[Stored items]

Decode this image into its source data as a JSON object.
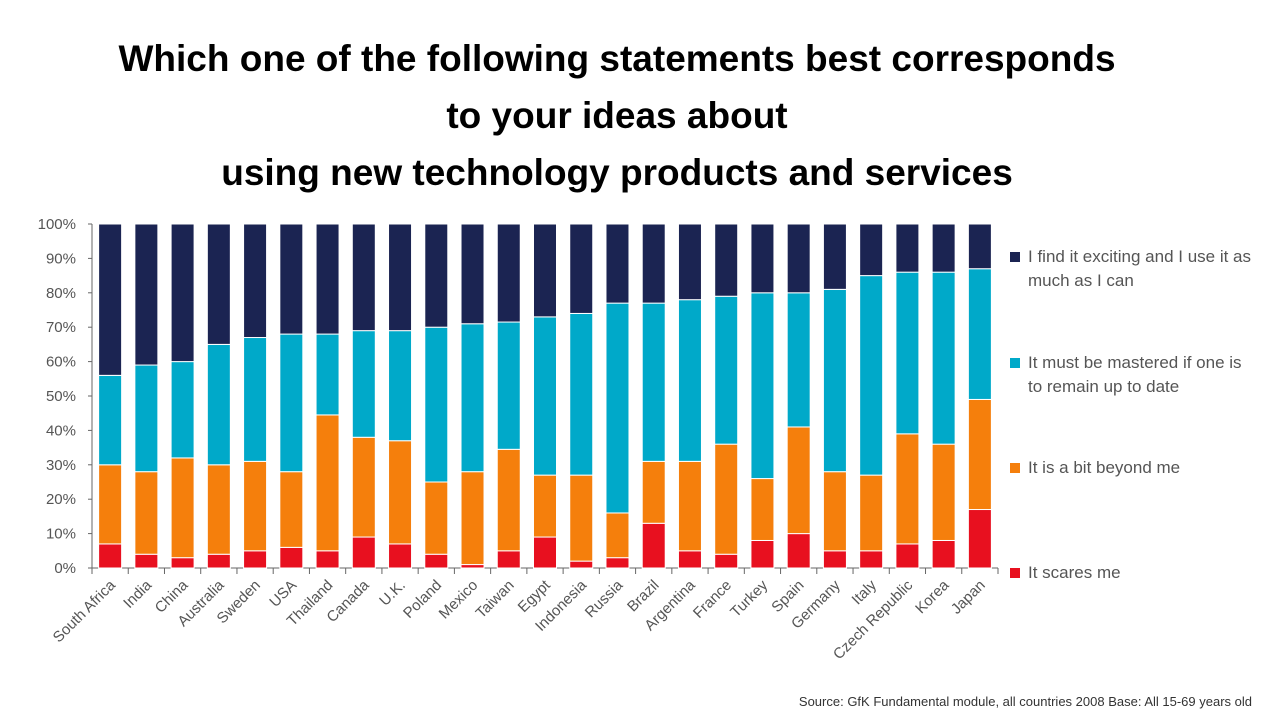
{
  "title_lines": [
    "Which one of the following statements best corresponds",
    "to your ideas about",
    "using new technology products and services"
  ],
  "source": "Source: GfK Fundamental module, all countries 2008 Base: All 15-69 years old",
  "chart_data": {
    "type": "bar",
    "stacked": true,
    "title": "Which one of the following statements best corresponds to your ideas about using new technology products and services",
    "ylim": [
      0,
      100
    ],
    "yticks": [
      "0%",
      "10%",
      "20%",
      "30%",
      "40%",
      "50%",
      "60%",
      "70%",
      "80%",
      "90%",
      "100%"
    ],
    "grid": false,
    "legend_position": "right",
    "categories": [
      "South Africa",
      "India",
      "China",
      "Australia",
      "Sweden",
      "USA",
      "Thailand",
      "Canada",
      "U.K.",
      "Poland",
      "Mexico",
      "Taiwan",
      "Egypt",
      "Indonesia",
      "Russia",
      "Brazil",
      "Argentina",
      "France",
      "Turkey",
      "Spain",
      "Germany",
      "Italy",
      "Czech Republic",
      "Korea",
      "Japan"
    ],
    "series": [
      {
        "name": "It scares me",
        "color": "#e8101f",
        "values": [
          7,
          4,
          3,
          4,
          5,
          6,
          5,
          9,
          7,
          4,
          1,
          5,
          9,
          2,
          3,
          13,
          5,
          4,
          8,
          10,
          5,
          5,
          7,
          8,
          17
        ]
      },
      {
        "name": "It is a bit beyond me",
        "color": "#f57f0c",
        "values": [
          23,
          24,
          29,
          26,
          26,
          22,
          39.5,
          29,
          30,
          21,
          27,
          29.5,
          18,
          25,
          13,
          18,
          26,
          32,
          18,
          31,
          23,
          22,
          32,
          28,
          32
        ]
      },
      {
        "name": "It must be mastered if one is to remain up to date",
        "color": "#00a9c9",
        "values": [
          26,
          31,
          28,
          35,
          36,
          40,
          23.5,
          31,
          32,
          45,
          43,
          37,
          46,
          47,
          61,
          46,
          47,
          43,
          54,
          39,
          53,
          58,
          47,
          50,
          38
        ]
      },
      {
        "name": "I find it exciting and I use it as much as I can",
        "color": "#1b2452",
        "values": [
          44,
          41,
          40,
          35,
          33,
          32,
          32,
          31,
          31,
          30,
          29,
          28.5,
          27,
          26,
          23,
          23,
          22,
          21,
          20,
          20,
          19,
          15,
          14,
          14,
          13
        ]
      }
    ]
  }
}
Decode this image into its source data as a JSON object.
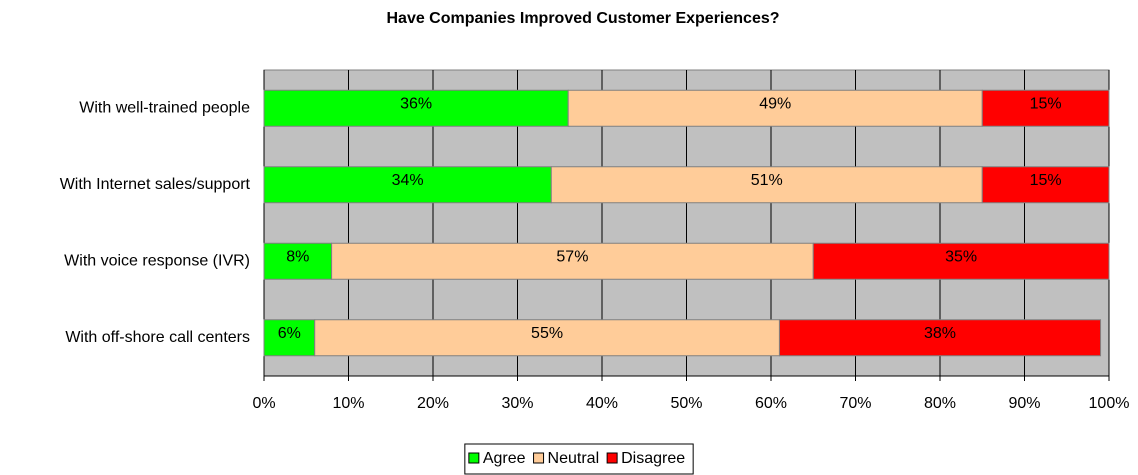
{
  "chart_data": {
    "type": "stacked_barh",
    "title": "Have Companies Improved Customer Experiences?",
    "categories": [
      "With well-trained people",
      "With Internet sales/support",
      "With voice response (IVR)",
      "With off-shore call centers"
    ],
    "series": [
      {
        "name": "Agree",
        "color": "#00ff00",
        "values": [
          36,
          34,
          8,
          6
        ],
        "value_labels": [
          "36%",
          "34%",
          "8%",
          "6%"
        ]
      },
      {
        "name": "Neutral",
        "color": "#ffcc99",
        "values": [
          49,
          51,
          57,
          55
        ],
        "value_labels": [
          "49%",
          "51%",
          "57%",
          "55%"
        ]
      },
      {
        "name": "Disagree",
        "color": "#ff0000",
        "values": [
          15,
          15,
          35,
          38
        ],
        "value_labels": [
          "15%",
          "15%",
          "35%",
          "38%"
        ]
      }
    ],
    "xlim": [
      0,
      100
    ],
    "xticks": [
      {
        "value": 0,
        "label": "0%"
      },
      {
        "value": 10,
        "label": "10%"
      },
      {
        "value": 20,
        "label": "20%"
      },
      {
        "value": 30,
        "label": "30%"
      },
      {
        "value": 40,
        "label": "40%"
      },
      {
        "value": 50,
        "label": "50%"
      },
      {
        "value": 60,
        "label": "60%"
      },
      {
        "value": 70,
        "label": "70%"
      },
      {
        "value": 80,
        "label": "80%"
      },
      {
        "value": 90,
        "label": "90%"
      },
      {
        "value": 100,
        "label": "100%"
      }
    ],
    "grid": true,
    "legend": "bottom"
  }
}
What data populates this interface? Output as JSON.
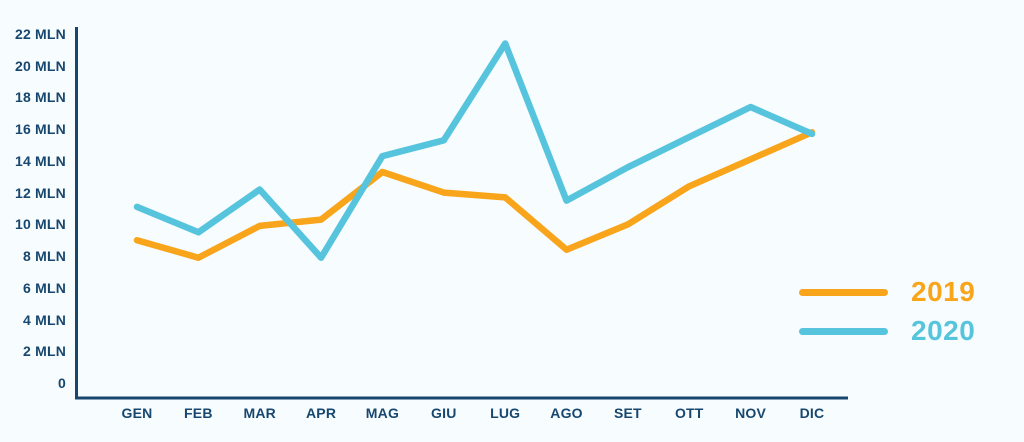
{
  "chart_data": {
    "type": "line",
    "categories": [
      "GEN",
      "FEB",
      "MAR",
      "APR",
      "MAG",
      "GIU",
      "LUG",
      "AGO",
      "SET",
      "OTT",
      "NOV",
      "DIC"
    ],
    "series": [
      {
        "name": "2019",
        "color": "#f9a51b",
        "values": [
          9.0,
          7.9,
          9.9,
          10.3,
          13.3,
          12.0,
          11.7,
          8.4,
          10.0,
          12.4,
          14.1,
          15.8
        ]
      },
      {
        "name": "2020",
        "color": "#56c4dd",
        "values": [
          11.1,
          9.5,
          12.2,
          7.9,
          14.3,
          15.3,
          21.4,
          11.5,
          13.6,
          15.5,
          17.4,
          15.7
        ]
      }
    ],
    "title": "",
    "xlabel": "",
    "ylabel": "",
    "ylim": [
      0,
      22
    ],
    "y_tick_step": 2,
    "y_tick_labels": [
      "0",
      "2 MLN",
      "4 MLN",
      "6 MLN",
      "8 MLN",
      "10 MLN",
      "12 MLN",
      "14 MLN",
      "16 MLN",
      "18 MLN",
      "20 MLN",
      "22 MLN"
    ],
    "grid": false,
    "legend_position": "right",
    "axis_color": "#17476e",
    "background_color": "#f7fcfe"
  }
}
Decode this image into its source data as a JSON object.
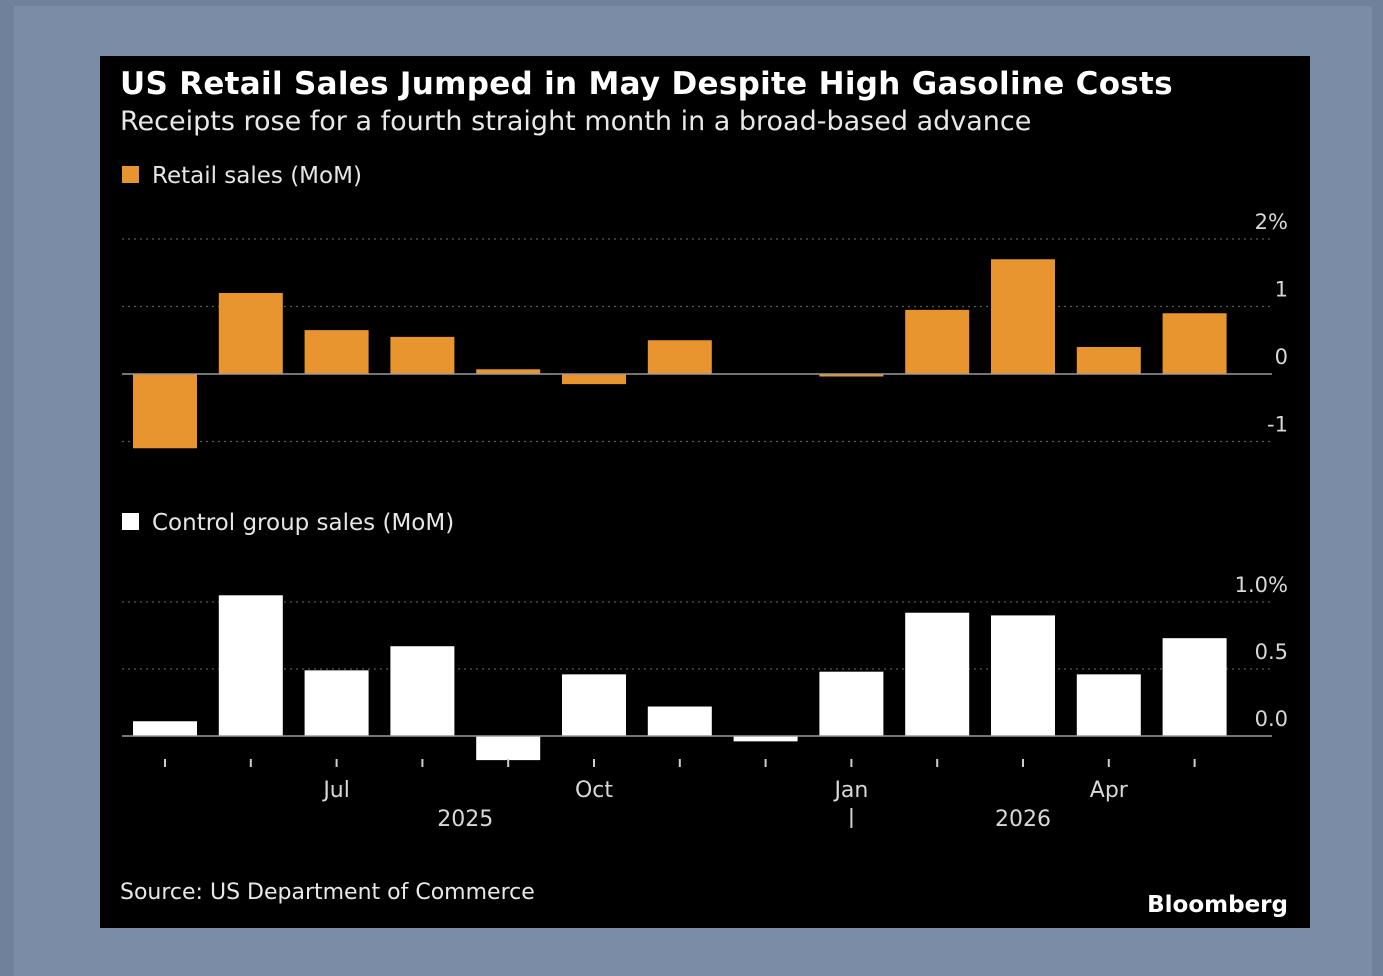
{
  "title": "US Retail Sales Jumped in May Despite High Gasoline Costs",
  "subtitle": "Receipts rose for a fourth straight month in a broad-based advance",
  "source": "Source: US Department of Commerce",
  "brand": "Bloomberg",
  "colors": {
    "background": "#000000",
    "frame": "#7a8ca6",
    "retail": "#e8952f",
    "control": "#ffffff",
    "text": "#ffffff",
    "grid": "#5a5a5a"
  },
  "chart_data": [
    {
      "type": "bar",
      "legend": "Retail sales (MoM)",
      "categories": [
        "May 2025",
        "Jun 2025",
        "Jul 2025",
        "Aug 2025",
        "Sep 2025",
        "Oct 2025",
        "Nov 2025",
        "Dec 2025",
        "Jan 2026",
        "Feb 2026",
        "Mar 2026",
        "Apr 2026",
        "May 2026"
      ],
      "values": [
        -1.1,
        1.2,
        0.65,
        0.55,
        0.07,
        -0.15,
        0.5,
        null,
        -0.02,
        0.95,
        1.7,
        0.4,
        0.9
      ],
      "yticks": [
        {
          "v": 2,
          "label": "2%"
        },
        {
          "v": 1,
          "label": "1"
        },
        {
          "v": 0,
          "label": "0"
        },
        {
          "v": -1,
          "label": "-1"
        }
      ],
      "ylim": [
        -1.2,
        2.3
      ],
      "grid": true,
      "legend_position": "top-left",
      "color": "#e8952f"
    },
    {
      "type": "bar",
      "legend": "Control group sales (MoM)",
      "categories": [
        "May 2025",
        "Jun 2025",
        "Jul 2025",
        "Aug 2025",
        "Sep 2025",
        "Oct 2025",
        "Nov 2025",
        "Dec 2025",
        "Jan 2026",
        "Feb 2026",
        "Mar 2026",
        "Apr 2026",
        "May 2026"
      ],
      "values": [
        0.11,
        1.05,
        0.49,
        0.67,
        -0.18,
        0.46,
        0.22,
        -0.04,
        0.48,
        0.92,
        0.9,
        0.46,
        0.73
      ],
      "yticks": [
        {
          "v": 1.0,
          "label": "1.0%"
        },
        {
          "v": 0.5,
          "label": "0.5"
        },
        {
          "v": 0.0,
          "label": "0.0"
        }
      ],
      "ylim": [
        -0.25,
        1.2
      ],
      "grid": true,
      "legend_position": "top-left",
      "color": "#ffffff"
    }
  ],
  "x_axis": {
    "month_labels": [
      {
        "index": 2,
        "label": "Jul"
      },
      {
        "index": 5,
        "label": "Oct"
      },
      {
        "index": 8,
        "label": "Jan"
      },
      {
        "index": 11,
        "label": "Apr"
      }
    ],
    "year_labels": [
      {
        "label": "2025"
      },
      {
        "label": "2026"
      }
    ]
  }
}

[Directive]
Show the lines that mention the word "statements".

[Solution for this problem]
    "Which one of the following statements best corresponds",
    "title": "Which one of the following statements best corresponds to your ideas about using new technology products and services",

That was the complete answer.